» **TO DO**
Take each line containing the word "动能变大" and copy it.

Dataset items:
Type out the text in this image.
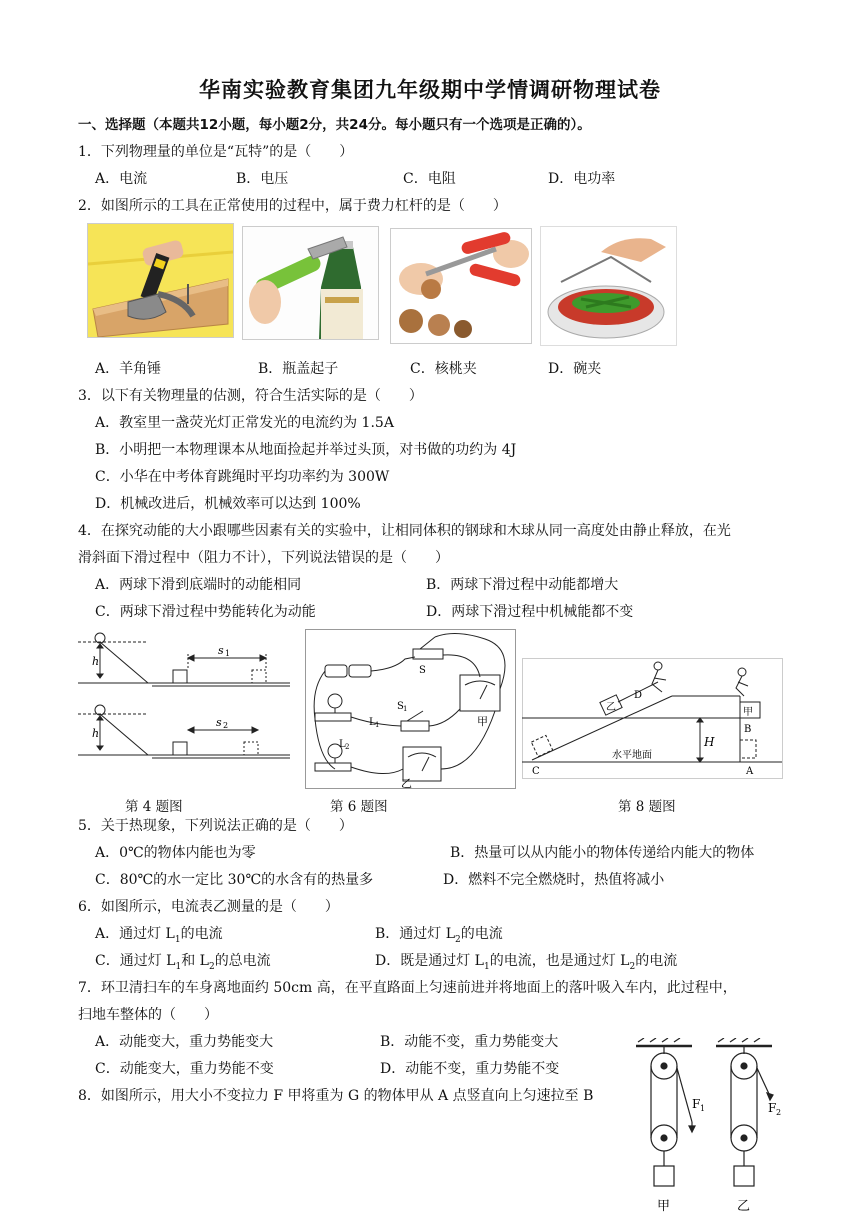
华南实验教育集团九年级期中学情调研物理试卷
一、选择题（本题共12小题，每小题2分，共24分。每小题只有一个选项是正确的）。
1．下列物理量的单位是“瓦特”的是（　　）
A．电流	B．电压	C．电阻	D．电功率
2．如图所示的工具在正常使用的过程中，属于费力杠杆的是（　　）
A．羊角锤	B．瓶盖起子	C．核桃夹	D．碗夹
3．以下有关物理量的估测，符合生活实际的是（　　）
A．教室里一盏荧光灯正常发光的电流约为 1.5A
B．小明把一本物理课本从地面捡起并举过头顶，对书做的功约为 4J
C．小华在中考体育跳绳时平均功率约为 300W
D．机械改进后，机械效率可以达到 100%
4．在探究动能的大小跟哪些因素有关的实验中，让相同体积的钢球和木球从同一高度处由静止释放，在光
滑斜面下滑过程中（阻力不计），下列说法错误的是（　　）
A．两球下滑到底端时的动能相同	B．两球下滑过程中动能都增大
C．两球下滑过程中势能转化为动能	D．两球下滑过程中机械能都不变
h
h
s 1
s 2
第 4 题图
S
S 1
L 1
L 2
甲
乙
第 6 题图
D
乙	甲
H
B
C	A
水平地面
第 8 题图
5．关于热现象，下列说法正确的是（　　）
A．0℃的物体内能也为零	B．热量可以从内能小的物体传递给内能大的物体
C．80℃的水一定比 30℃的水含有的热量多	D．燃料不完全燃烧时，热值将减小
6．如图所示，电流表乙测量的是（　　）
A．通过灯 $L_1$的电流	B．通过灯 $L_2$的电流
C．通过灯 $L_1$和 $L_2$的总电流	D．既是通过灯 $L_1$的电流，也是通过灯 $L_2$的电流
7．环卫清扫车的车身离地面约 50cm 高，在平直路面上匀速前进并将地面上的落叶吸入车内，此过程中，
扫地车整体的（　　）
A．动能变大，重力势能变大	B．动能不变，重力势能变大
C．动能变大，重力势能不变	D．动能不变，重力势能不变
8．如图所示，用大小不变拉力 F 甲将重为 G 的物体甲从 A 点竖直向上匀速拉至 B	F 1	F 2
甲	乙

» **FINAL RESULT**
A．动能变大，重力势能变大	B．动能不变，重力势能变大
C．动能变大，重力势能不变	D．动能不变，重力势能不变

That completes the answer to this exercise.